* _What is needed_:
Output all of the records exactly as written.

──────── Records for this exercise ────────

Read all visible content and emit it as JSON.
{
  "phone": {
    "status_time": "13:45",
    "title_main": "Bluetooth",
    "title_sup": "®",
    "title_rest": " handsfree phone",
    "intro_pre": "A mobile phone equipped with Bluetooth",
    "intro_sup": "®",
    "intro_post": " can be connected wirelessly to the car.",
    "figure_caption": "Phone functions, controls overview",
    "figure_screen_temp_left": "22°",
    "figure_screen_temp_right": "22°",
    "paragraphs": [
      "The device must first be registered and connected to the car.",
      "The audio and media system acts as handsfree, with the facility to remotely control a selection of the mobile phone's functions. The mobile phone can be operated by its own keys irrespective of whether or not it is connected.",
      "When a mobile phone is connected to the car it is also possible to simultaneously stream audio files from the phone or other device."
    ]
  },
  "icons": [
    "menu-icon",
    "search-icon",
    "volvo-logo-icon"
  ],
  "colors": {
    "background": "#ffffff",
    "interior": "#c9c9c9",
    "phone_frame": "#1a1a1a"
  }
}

────────

* _Answer to this exercise_:
Read all visible content and emit it as JSON.
{
  "phone": {
    "status_time": "13:45",
    "title_main": "Bluetooth",
    "title_sup": "®",
    "title_rest": " handsfree phone",
    "intro_pre": "A mobile phone equipped with Bluetooth",
    "intro_sup": "®",
    "intro_post": " can be connected wirelessly to the car.",
    "figure_caption": "Phone functions, controls overview",
    "figure_screen_temp_left": "22°",
    "figure_screen_temp_right": "22°",
    "paragraphs": [
      "The device must first be registered and connected to the car.",
      "The audio and media system acts as handsfree, with the facility to remotely control a selection of the mobile phone's functions. The mobile phone can be operated by its own keys irrespective of whether or not it is connected.",
      "When a mobile phone is connected to the car it is also possible to simultaneously stream audio files from the phone or other device."
    ]
  },
  "icons": [
    "menu-icon",
    "search-icon",
    "volvo-logo-icon"
  ],
  "colors": {
    "background": "#ffffff",
    "interior": "#c9c9c9",
    "phone_frame": "#1a1a1a"
  }
}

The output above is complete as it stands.